→ Problem details
Copy out the data exactly, leaving the pictures behind.

→ Record extracts
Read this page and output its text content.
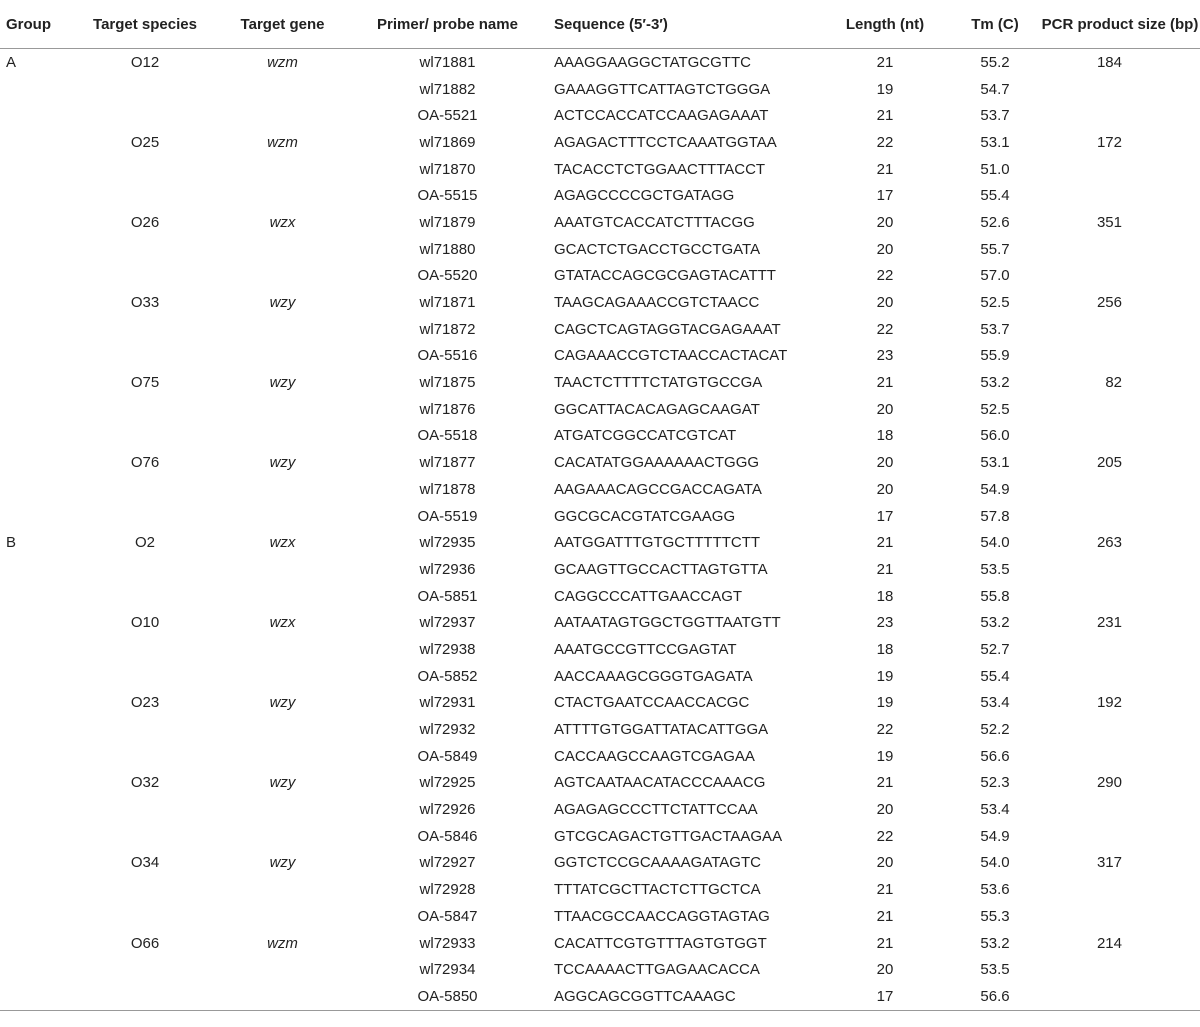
Group	Target species	Target gene	Primer/ probe name	Sequence (5′-3′)	Length (nt)	Tm (C)	PCR product size (bp)
A	O12	wzm	wl71881	AAAGGAAGGCTATGCGTTC	21	55.2	184
			wl71882	GAAAGGTTCATTAGTCTGGGA	19	54.7	
			OA-5521	ACTCCACCATCCAAGAGAAAT	21	53.7	
	O25	wzm	wl71869	AGAGACTTTCCTCAAATGGTAA	22	53.1	172
			wl71870	TACACCTCTGGAACTTTACCT	21	51.0	
			OA-5515	AGAGCCCCGCTGATAGG	17	55.4	
	O26	wzx	wl71879	AAATGTCACCATCTTTACGG	20	52.6	351
			wl71880	GCACTCTGACCTGCCTGATA	20	55.7	
			OA-5520	GTATACCAGCGCGAGTACATTT	22	57.0	
	O33	wzy	wl71871	TAAGCAGAAACCGTCTAACC	20	52.5	256
			wl71872	CAGCTCAGTAGGTACGAGAAAT	22	53.7	
			OA-5516	CAGAAACCGTCTAACCACTACAT	23	55.9	
	O75	wzy	wl71875	TAACTCTTTTCTATGTGCCGA	21	53.2	82
			wl71876	GGCATTACACAGAGCAAGAT	20	52.5	
			OA-5518	ATGATCGGCCATCGTCAT	18	56.0	
	O76	wzy	wl71877	CACATATGGAAAAAACTGGG	20	53.1	205
			wl71878	AAGAAACAGCCGACCAGATA	20	54.9	
			OA-5519	GGCGCACGTATCGAAGG	17	57.8	
B	O2	wzx	wl72935	AATGGATTTGTGCTTTTTCTT	21	54.0	263
			wl72936	GCAAGTTGCCACTTAGTGTTA	21	53.5	
			OA-5851	CAGGCCCATTGAACCAGT	18	55.8	
	O10	wzx	wl72937	AATAATAGTGGCTGGTTAATGTT	23	53.2	231
			wl72938	AAATGCCGTTCCGAGTAT	18	52.7	
			OA-5852	AACCAAAGCGGGTGAGATA	19	55.4	
	O23	wzy	wl72931	CTACTGAATCCAACCACGC	19	53.4	192
			wl72932	ATTTTGTGGATTATACATTGGA	22	52.2	
			OA-5849	CACCAAGCCAAGTCGAGAA	19	56.6	
	O32	wzy	wl72925	AGTCAATAACATACCCAAACG	21	52.3	290
			wl72926	AGAGAGCCCTTCTATTCCAA	20	53.4	
			OA-5846	GTCGCAGACTGTTGACTAAGAA	22	54.9	
	O34	wzy	wl72927	GGTCTCCGCAAAAGATAGTC	20	54.0	317
			wl72928	TTTATCGCTTACTCTTGCTCA	21	53.6	
			OA-5847	TTAACGCCAACCAGGTAGTAG	21	55.3	
	O66	wzm	wl72933	CACATTCGTGTTTAGTGTGGT	21	53.2	214
			wl72934	TCCAAAACTTGAGAACACCA	20	53.5	
			OA-5850	AGGCAGCGGTTCAAAGC	17	56.6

→ Task result
Read this page and output its text content.
Group	Target species	Target gene	Primer/ probe name	Sequence (5′-3′)	Length (nt)	Tm (C)	PCR product size (bp)
A	O12	wzm	wl71881	AAAGGAAGGCTATGCGTTC	21	55.2	184
			wl71882	GAAAGGTTCATTAGTCTGGGA	19	54.7	
			OA-5521	ACTCCACCATCCAAGAGAAAT	21	53.7	
	O25	wzm	wl71869	AGAGACTTTCCTCAAATGGTAA	22	53.1	172
			wl71870	TACACCTCTGGAACTTTACCT	21	51.0	
			OA-5515	AGAGCCCCGCTGATAGG	17	55.4	
	O26	wzx	wl71879	AAATGTCACCATCTTTACGG	20	52.6	351
			wl71880	GCACTCTGACCTGCCTGATA	20	55.7	
			OA-5520	GTATACCAGCGCGAGTACATTT	22	57.0	
	O33	wzy	wl71871	TAAGCAGAAACCGTCTAACC	20	52.5	256
			wl71872	CAGCTCAGTAGGTACGAGAAAT	22	53.7	
			OA-5516	CAGAAACCGTCTAACCACTACAT	23	55.9	
	O75	wzy	wl71875	TAACTCTTTTCTATGTGCCGA	21	53.2	82
			wl71876	GGCATTACACAGAGCAAGAT	20	52.5	
			OA-5518	ATGATCGGCCATCGTCAT	18	56.0	
	O76	wzy	wl71877	CACATATGGAAAAAACTGGG	20	53.1	205
			wl71878	AAGAAACAGCCGACCAGATA	20	54.9	
			OA-5519	GGCGCACGTATCGAAGG	17	57.8	
B	O2	wzx	wl72935	AATGGATTTGTGCTTTTTCTT	21	54.0	263
			wl72936	GCAAGTTGCCACTTAGTGTTA	21	53.5	
			OA-5851	CAGGCCCATTGAACCAGT	18	55.8	
	O10	wzx	wl72937	AATAATAGTGGCTGGTTAATGTT	23	53.2	231
			wl72938	AAATGCCGTTCCGAGTAT	18	52.7	
			OA-5852	AACCAAAGCGGGTGAGATA	19	55.4	
	O23	wzy	wl72931	CTACTGAATCCAACCACGC	19	53.4	192
			wl72932	ATTTTGTGGATTATACATTGGA	22	52.2	
			OA-5849	CACCAAGCCAAGTCGAGAA	19	56.6	
	O32	wzy	wl72925	AGTCAATAACATACCCAAACG	21	52.3	290
			wl72926	AGAGAGCCCTTCTATTCCAA	20	53.4	
			OA-5846	GTCGCAGACTGTTGACTAAGAA	22	54.9	
	O34	wzy	wl72927	GGTCTCCGCAAAAGATAGTC	20	54.0	317
			wl72928	TTTATCGCTTACTCTTGCTCA	21	53.6	
			OA-5847	TTAACGCCAACCAGGTAGTAG	21	55.3	
	O66	wzm	wl72933	CACATTCGTGTTTAGTGTGGT	21	53.2	214
			wl72934	TCCAAAACTTGAGAACACCA	20	53.5	
			OA-5850	AGGCAGCGGTTCAAAGC	17	56.6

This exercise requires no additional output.